- [PROBLEM DESCRIPTION]:
Copy the listing below line for line, leaving every character unchanged.

+ + + + +

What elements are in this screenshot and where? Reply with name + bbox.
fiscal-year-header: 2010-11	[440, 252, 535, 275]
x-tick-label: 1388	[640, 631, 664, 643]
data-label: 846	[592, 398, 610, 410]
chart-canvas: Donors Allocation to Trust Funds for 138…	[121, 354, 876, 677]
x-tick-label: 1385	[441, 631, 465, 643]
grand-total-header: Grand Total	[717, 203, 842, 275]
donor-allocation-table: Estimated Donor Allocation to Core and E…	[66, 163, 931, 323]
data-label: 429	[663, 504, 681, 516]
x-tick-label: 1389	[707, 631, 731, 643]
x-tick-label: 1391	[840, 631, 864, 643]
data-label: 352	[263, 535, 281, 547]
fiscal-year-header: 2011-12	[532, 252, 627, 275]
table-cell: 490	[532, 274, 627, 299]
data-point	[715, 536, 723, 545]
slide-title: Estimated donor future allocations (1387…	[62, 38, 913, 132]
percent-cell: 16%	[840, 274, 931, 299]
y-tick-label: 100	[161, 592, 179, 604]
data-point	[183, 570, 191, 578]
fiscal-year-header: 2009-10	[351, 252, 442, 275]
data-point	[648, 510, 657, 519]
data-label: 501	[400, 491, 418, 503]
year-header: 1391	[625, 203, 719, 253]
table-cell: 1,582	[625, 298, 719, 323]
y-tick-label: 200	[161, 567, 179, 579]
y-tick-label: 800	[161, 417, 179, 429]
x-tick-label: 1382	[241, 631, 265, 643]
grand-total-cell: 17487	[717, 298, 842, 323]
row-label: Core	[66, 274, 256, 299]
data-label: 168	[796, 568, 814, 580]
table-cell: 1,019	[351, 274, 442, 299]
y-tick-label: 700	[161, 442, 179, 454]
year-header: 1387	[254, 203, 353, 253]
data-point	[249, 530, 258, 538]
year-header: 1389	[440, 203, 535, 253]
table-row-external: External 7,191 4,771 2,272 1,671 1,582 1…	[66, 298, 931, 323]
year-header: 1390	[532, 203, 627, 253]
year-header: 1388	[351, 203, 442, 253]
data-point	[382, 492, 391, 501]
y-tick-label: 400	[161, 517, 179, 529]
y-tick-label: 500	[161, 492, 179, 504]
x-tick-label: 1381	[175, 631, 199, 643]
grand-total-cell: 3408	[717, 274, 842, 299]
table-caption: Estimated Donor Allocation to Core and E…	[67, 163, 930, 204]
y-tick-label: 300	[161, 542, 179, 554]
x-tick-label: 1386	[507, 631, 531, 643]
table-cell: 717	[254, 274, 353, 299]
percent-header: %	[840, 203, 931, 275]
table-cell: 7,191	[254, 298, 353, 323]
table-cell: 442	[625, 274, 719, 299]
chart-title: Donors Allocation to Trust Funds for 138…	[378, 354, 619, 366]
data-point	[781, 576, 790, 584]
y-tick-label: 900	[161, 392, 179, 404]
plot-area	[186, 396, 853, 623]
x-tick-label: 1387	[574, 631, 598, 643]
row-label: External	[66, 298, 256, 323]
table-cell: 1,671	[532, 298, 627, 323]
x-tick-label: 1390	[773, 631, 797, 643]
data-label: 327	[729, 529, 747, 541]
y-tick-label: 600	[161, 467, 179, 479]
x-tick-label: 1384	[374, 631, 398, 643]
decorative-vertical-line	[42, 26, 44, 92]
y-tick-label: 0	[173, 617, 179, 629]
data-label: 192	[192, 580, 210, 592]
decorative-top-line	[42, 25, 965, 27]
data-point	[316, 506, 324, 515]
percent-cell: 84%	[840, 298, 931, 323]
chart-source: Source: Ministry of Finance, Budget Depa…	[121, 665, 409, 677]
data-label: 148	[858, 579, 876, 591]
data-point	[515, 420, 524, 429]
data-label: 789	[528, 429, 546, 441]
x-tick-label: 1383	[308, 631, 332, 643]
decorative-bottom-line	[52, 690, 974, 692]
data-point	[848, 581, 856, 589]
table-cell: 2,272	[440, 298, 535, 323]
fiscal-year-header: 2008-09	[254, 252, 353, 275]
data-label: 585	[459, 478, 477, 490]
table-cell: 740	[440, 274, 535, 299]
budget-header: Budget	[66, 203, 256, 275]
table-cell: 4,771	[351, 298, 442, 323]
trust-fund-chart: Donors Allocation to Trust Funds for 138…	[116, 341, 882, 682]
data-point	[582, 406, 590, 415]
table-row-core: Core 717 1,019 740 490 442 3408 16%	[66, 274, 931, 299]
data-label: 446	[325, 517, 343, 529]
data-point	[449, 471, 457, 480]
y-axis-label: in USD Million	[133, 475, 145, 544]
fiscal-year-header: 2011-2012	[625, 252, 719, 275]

+ + + + +

- [RESULT FOR THIS EXERCISE]:
What elements are in this screenshot and where? Reply with name + bbox.
fiscal-year-header: 2010-11	[440, 252, 535, 275]
x-tick-label: 1388	[640, 631, 664, 643]
data-label: 846	[592, 398, 610, 410]
chart-canvas: Donors Allocation to Trust Funds for 138…	[121, 354, 876, 677]
x-tick-label: 1385	[441, 631, 465, 643]
grand-total-header: Grand Total	[717, 203, 842, 275]
donor-allocation-table: Estimated Donor Allocation to Core and E…	[66, 163, 931, 323]
data-label: 429	[663, 504, 681, 516]
x-tick-label: 1389	[707, 631, 731, 643]
x-tick-label: 1391	[840, 631, 864, 643]
data-label: 352	[263, 535, 281, 547]
fiscal-year-header: 2011-12	[532, 252, 627, 275]
table-cell: 490	[532, 274, 627, 299]
data-point	[715, 536, 723, 545]
slide-title: Estimated donor future allocations (1387…	[62, 38, 913, 132]
percent-cell: 16%	[840, 274, 931, 299]
y-tick-label: 100	[161, 592, 179, 604]
data-point	[183, 570, 191, 578]
fiscal-year-header: 2009-10	[351, 252, 442, 275]
data-point	[648, 510, 657, 519]
data-label: 501	[400, 491, 418, 503]
year-header: 1391	[625, 203, 719, 253]
table-cell: 1,582	[625, 298, 719, 323]
y-tick-label: 200	[161, 567, 179, 579]
y-tick-label: 800	[161, 417, 179, 429]
x-tick-label: 1382	[241, 631, 265, 643]
grand-total-cell: 17487	[717, 298, 842, 323]
row-label: Core	[66, 274, 256, 299]
data-label: 168	[796, 568, 814, 580]
table-cell: 1,019	[351, 274, 442, 299]
y-tick-label: 700	[161, 442, 179, 454]
year-header: 1387	[254, 203, 353, 253]
data-point	[249, 530, 258, 538]
year-header: 1389	[440, 203, 535, 253]
table-row-external: External 7,191 4,771 2,272 1,671 1,582 1…	[66, 298, 931, 323]
year-header: 1390	[532, 203, 627, 253]
year-header: 1388	[351, 203, 442, 253]
data-point	[382, 492, 391, 501]
y-tick-label: 400	[161, 517, 179, 529]
y-tick-label: 500	[161, 492, 179, 504]
x-tick-label: 1381	[175, 631, 199, 643]
grand-total-cell: 3408	[717, 274, 842, 299]
table-caption: Estimated Donor Allocation to Core and E…	[67, 163, 930, 204]
y-tick-label: 300	[161, 542, 179, 554]
x-tick-label: 1386	[507, 631, 531, 643]
table-cell: 717	[254, 274, 353, 299]
percent-header: %	[840, 203, 931, 275]
table-cell: 7,191	[254, 298, 353, 323]
table-cell: 442	[625, 274, 719, 299]
chart-title: Donors Allocation to Trust Funds for 138…	[378, 354, 619, 366]
data-point	[781, 576, 790, 584]
y-tick-label: 900	[161, 392, 179, 404]
plot-area	[186, 396, 853, 623]
x-tick-label: 1387	[574, 631, 598, 643]
row-label: External	[66, 298, 256, 323]
table-cell: 1,671	[532, 298, 627, 323]
x-tick-label: 1390	[773, 631, 797, 643]
data-label: 327	[729, 529, 747, 541]
y-tick-label: 600	[161, 467, 179, 479]
x-tick-label: 1384	[374, 631, 398, 643]
decorative-vertical-line	[42, 26, 44, 92]
y-tick-label: 0	[173, 617, 179, 629]
data-label: 192	[192, 580, 210, 592]
decorative-top-line	[42, 25, 965, 27]
data-point	[316, 506, 324, 515]
percent-cell: 84%	[840, 298, 931, 323]
chart-source: Source: Ministry of Finance, Budget Depa…	[121, 665, 409, 677]
data-label: 148	[858, 579, 876, 591]
data-point	[515, 420, 524, 429]
data-label: 789	[528, 429, 546, 441]
x-tick-label: 1383	[308, 631, 332, 643]
decorative-bottom-line	[52, 690, 974, 692]
data-point	[848, 581, 856, 589]
table-cell: 2,272	[440, 298, 535, 323]
fiscal-year-header: 2008-09	[254, 252, 353, 275]
data-label: 585	[459, 478, 477, 490]
table-cell: 740	[440, 274, 535, 299]
budget-header: Budget	[66, 203, 256, 275]
table-cell: 4,771	[351, 298, 442, 323]
trust-fund-chart: Donors Allocation to Trust Funds for 138…	[116, 341, 882, 682]
data-point	[582, 406, 590, 415]
table-row-core: Core 717 1,019 740 490 442 3408 16%	[66, 274, 931, 299]
data-label: 446	[325, 517, 343, 529]
data-point	[449, 471, 457, 480]
y-axis-label: in USD Million	[133, 475, 145, 544]
fiscal-year-header: 2011-2012	[625, 252, 719, 275]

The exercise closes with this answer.